--- Start Task data ---

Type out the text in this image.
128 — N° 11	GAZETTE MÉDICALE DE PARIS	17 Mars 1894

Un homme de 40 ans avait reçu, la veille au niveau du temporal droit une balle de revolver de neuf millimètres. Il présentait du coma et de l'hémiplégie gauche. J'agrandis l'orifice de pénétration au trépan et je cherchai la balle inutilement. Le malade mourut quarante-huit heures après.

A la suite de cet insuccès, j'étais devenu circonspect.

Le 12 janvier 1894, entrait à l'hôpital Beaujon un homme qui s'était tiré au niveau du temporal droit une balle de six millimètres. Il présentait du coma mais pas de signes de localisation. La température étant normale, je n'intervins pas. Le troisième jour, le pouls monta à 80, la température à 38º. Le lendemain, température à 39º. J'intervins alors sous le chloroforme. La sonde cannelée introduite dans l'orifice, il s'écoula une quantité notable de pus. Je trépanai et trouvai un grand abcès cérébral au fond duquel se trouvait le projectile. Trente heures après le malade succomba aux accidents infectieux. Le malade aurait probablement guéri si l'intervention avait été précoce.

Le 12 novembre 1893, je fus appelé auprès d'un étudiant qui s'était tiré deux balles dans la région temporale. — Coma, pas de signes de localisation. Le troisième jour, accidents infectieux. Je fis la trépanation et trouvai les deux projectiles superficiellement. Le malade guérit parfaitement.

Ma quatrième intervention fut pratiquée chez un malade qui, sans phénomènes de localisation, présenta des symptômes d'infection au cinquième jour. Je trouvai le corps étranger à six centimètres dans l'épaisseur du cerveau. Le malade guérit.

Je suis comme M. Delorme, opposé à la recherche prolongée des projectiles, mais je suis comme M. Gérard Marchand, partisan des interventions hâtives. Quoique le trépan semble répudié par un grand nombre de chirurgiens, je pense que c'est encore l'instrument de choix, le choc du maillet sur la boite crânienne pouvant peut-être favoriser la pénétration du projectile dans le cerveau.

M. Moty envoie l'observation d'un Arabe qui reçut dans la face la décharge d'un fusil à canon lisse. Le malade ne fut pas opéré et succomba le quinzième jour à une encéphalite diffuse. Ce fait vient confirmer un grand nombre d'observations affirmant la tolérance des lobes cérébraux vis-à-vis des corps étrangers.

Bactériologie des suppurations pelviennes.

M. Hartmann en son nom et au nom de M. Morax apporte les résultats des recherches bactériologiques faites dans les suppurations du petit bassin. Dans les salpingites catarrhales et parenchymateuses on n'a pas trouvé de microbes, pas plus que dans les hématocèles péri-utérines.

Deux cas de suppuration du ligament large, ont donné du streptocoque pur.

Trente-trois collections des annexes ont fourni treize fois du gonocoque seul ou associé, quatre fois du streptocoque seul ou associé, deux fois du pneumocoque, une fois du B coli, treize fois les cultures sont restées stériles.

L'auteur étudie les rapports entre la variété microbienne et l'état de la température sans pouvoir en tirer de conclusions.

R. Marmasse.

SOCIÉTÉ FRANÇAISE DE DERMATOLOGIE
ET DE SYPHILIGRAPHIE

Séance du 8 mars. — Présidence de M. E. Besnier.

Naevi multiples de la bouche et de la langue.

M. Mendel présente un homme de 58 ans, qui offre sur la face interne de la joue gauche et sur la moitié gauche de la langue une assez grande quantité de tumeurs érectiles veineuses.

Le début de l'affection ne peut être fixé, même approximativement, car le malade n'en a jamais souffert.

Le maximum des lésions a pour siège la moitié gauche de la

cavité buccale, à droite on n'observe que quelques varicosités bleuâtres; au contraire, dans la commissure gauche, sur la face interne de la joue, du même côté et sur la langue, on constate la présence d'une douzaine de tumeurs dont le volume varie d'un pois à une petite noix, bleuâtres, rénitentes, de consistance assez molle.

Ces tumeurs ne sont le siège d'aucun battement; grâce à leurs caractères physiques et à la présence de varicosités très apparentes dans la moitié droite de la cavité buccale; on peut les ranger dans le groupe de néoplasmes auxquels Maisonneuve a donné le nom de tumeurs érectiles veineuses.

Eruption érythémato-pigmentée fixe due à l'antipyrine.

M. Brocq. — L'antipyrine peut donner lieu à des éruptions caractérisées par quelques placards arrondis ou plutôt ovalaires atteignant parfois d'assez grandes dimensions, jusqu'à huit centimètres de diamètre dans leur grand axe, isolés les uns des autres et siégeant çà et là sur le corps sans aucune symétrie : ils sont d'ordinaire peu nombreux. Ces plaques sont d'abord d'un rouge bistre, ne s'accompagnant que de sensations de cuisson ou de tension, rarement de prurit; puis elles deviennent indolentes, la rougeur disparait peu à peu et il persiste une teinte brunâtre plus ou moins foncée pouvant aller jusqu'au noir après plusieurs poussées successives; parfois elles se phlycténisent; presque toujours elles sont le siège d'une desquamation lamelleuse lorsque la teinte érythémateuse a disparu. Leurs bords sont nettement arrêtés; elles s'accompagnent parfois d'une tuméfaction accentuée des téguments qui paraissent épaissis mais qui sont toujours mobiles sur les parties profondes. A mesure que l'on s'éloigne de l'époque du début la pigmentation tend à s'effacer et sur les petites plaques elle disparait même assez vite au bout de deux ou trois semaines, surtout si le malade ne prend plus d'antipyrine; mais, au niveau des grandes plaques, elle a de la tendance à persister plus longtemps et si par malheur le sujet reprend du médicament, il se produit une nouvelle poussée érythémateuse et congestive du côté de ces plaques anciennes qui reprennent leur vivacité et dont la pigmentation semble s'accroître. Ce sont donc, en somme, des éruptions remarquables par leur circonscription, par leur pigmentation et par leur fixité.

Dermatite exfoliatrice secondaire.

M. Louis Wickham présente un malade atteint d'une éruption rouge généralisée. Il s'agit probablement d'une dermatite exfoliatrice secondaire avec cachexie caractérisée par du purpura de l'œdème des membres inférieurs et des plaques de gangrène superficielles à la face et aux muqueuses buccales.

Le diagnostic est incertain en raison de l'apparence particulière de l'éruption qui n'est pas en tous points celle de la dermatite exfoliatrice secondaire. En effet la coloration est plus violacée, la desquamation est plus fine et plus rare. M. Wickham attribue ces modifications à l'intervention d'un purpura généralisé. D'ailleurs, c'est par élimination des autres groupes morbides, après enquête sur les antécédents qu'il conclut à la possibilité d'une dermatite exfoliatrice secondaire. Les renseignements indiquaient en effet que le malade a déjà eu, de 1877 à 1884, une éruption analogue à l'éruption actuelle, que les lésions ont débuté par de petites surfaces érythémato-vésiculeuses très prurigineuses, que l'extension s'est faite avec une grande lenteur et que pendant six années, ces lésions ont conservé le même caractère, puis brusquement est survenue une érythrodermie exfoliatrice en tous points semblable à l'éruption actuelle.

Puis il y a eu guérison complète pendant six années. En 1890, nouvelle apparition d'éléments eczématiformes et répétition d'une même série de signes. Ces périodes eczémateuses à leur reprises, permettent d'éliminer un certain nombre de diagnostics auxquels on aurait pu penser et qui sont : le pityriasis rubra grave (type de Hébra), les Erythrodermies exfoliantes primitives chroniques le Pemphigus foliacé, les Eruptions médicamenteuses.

--- End Task data ---

## What is being asked
The records above should all be quoted exactly, please.

## Solution to this problem
Type out the text in this image.
128 — N° 11	GAZETTE MÉDICALE DE PARIS	17 Mars 1894

Un homme de 40 ans avait reçu, la veille au niveau du temporal droit une balle de revolver de neuf millimètres. Il présentait du coma et de l'hémiplégie gauche. J'agrandis l'orifice de pénétration au trépan et je cherchai la balle inutilement. Le malade mourut quarante-huit heures après.

A la suite de cet insuccès, j'étais devenu circonspect.

Le 12 janvier 1894, entrait à l'hôpital Beaujon un homme qui s'était tiré au niveau du temporal droit une balle de six millimètres. Il présentait du coma mais pas de signes de localisation. La température étant normale, je n'intervins pas. Le troisième jour, le pouls monta à 80, la température à 38º. Le lendemain, température à 39º. J'intervins alors sous le chloroforme. La sonde cannelée introduite dans l'orifice, il s'écoula une quantité notable de pus. Je trépanai et trouvai un grand abcès cérébral au fond duquel se trouvait le projectile. Trente heures après le malade succomba aux accidents infectieux. Le malade aurait probablement guéri si l'intervention avait été précoce.

Le 12 novembre 1893, je fus appelé auprès d'un étudiant qui s'était tiré deux balles dans la région temporale. — Coma, pas de signes de localisation. Le troisième jour, accidents infectieux. Je fis la trépanation et trouvai les deux projectiles superficiellement. Le malade guérit parfaitement.

Ma quatrième intervention fut pratiquée chez un malade qui, sans phénomènes de localisation, présenta des symptômes d'infection au cinquième jour. Je trouvai le corps étranger à six centimètres dans l'épaisseur du cerveau. Le malade guérit.

Je suis comme M. Delorme, opposé à la recherche prolongée des projectiles, mais je suis comme M. Gérard Marchand, partisan des interventions hâtives. Quoique le trépan semble répudié par un grand nombre de chirurgiens, je pense que c'est encore l'instrument de choix, le choc du maillet sur la boite crânienne pouvant peut-être favoriser la pénétration du projectile dans le cerveau.

M. Moty envoie l'observation d'un Arabe qui reçut dans la face la décharge d'un fusil à canon lisse. Le malade ne fut pas opéré et succomba le quinzième jour à une encéphalite diffuse. Ce fait vient confirmer un grand nombre d'observations affirmant la tolérance des lobes cérébraux vis-à-vis des corps étrangers.

Bactériologie des suppurations pelviennes.

M. Hartmann en son nom et au nom de M. Morax apporte les résultats des recherches bactériologiques faites dans les suppurations du petit bassin. Dans les salpingites catarrhales et parenchymateuses on n'a pas trouvé de microbes, pas plus que dans les hématocèles péri-utérines.

Deux cas de suppuration du ligament large, ont donné du streptocoque pur.

Trente-trois collections des annexes ont fourni treize fois du gonocoque seul ou associé, quatre fois du streptocoque seul ou associé, deux fois du pneumocoque, une fois du B coli, treize fois les cultures sont restées stériles.

L'auteur étudie les rapports entre la variété microbienne et l'état de la température sans pouvoir en tirer de conclusions.

R. Marmasse.

SOCIÉTÉ FRANÇAISE DE DERMATOLOGIE
ET DE SYPHILIGRAPHIE

Séance du 8 mars. — Présidence de M. E. Besnier.

Naevi multiples de la bouche et de la langue.

M. Mendel présente un homme de 58 ans, qui offre sur la face interne de la joue gauche et sur la moitié gauche de la langue une assez grande quantité de tumeurs érectiles veineuses.

Le début de l'affection ne peut être fixé, même approximativement, car le malade n'en a jamais souffert.

Le maximum des lésions a pour siège la moitié gauche de la

cavité buccale, à droite on n'observe que quelques varicosités bleuâtres; au contraire, dans la commissure gauche, sur la face interne de la joue, du même côté et sur la langue, on constate la présence d'une douzaine de tumeurs dont le volume varie d'un pois à une petite noix, bleuâtres, rénitentes, de consistance assez molle.

Ces tumeurs ne sont le siège d'aucun battement; grâce à leurs caractères physiques et à la présence de varicosités très apparentes dans la moitié droite de la cavité buccale; on peut les ranger dans le groupe de néoplasmes auxquels Maisonneuve a donné le nom de tumeurs érectiles veineuses.

Eruption érythémato-pigmentée fixe due à l'antipyrine.

M. Brocq. — L'antipyrine peut donner lieu à des éruptions caractérisées par quelques placards arrondis ou plutôt ovalaires atteignant parfois d'assez grandes dimensions, jusqu'à huit centimètres de diamètre dans leur grand axe, isolés les uns des autres et siégeant çà et là sur le corps sans aucune symétrie : ils sont d'ordinaire peu nombreux. Ces plaques sont d'abord d'un rouge bistre, ne s'accompagnant que de sensations de cuisson ou de tension, rarement de prurit; puis elles deviennent indolentes, la rougeur disparait peu à peu et il persiste une teinte brunâtre plus ou moins foncée pouvant aller jusqu'au noir après plusieurs poussées successives; parfois elles se phlycténisent; presque toujours elles sont le siège d'une desquamation lamelleuse lorsque la teinte érythémateuse a disparu. Leurs bords sont nettement arrêtés; elles s'accompagnent parfois d'une tuméfaction accentuée des téguments qui paraissent épaissis mais qui sont toujours mobiles sur les parties profondes. A mesure que l'on s'éloigne de l'époque du début la pigmentation tend à s'effacer et sur les petites plaques elle disparait même assez vite au bout de deux ou trois semaines, surtout si le malade ne prend plus d'antipyrine; mais, au niveau des grandes plaques, elle a de la tendance à persister plus longtemps et si par malheur le sujet reprend du médicament, il se produit une nouvelle poussée érythémateuse et congestive du côté de ces plaques anciennes qui reprennent leur vivacité et dont la pigmentation semble s'accroître. Ce sont donc, en somme, des éruptions remarquables par leur circonscription, par leur pigmentation et par leur fixité.

Dermatite exfoliatrice secondaire.

M. Louis Wickham présente un malade atteint d'une éruption rouge généralisée. Il s'agit probablement d'une dermatite exfoliatrice secondaire avec cachexie caractérisée par du purpura de l'œdème des membres inférieurs et des plaques de gangrène superficielles à la face et aux muqueuses buccales.

Le diagnostic est incertain en raison de l'apparence particulière de l'éruption qui n'est pas en tous points celle de la dermatite exfoliatrice secondaire. En effet la coloration est plus violacée, la desquamation est plus fine et plus rare. M. Wickham attribue ces modifications à l'intervention d'un purpura généralisé. D'ailleurs, c'est par élimination des autres groupes morbides, après enquête sur les antécédents qu'il conclut à la possibilité d'une dermatite exfoliatrice secondaire. Les renseignements indiquaient en effet que le malade a déjà eu, de 1877 à 1884, une éruption analogue à l'éruption actuelle, que les lésions ont débuté par de petites surfaces érythémato-vésiculeuses très prurigineuses, que l'extension s'est faite avec une grande lenteur et que pendant six années, ces lésions ont conservé le même caractère, puis brusquement est survenue une érythrodermie exfoliatrice en tous points semblable à l'éruption actuelle.

Puis il y a eu guérison complète pendant six années. En 1890, nouvelle apparition d'éléments eczématiformes et répétition d'une même série de signes. Ces périodes eczémateuses à leur reprises, permettent d'éliminer un certain nombre de diagnostics auxquels on aurait pu penser et qui sont : le pityriasis rubra grave (type de Hébra), les Erythrodermies exfoliantes primitives chroniques le Pemphigus foliacé, les Eruptions médicamenteuses.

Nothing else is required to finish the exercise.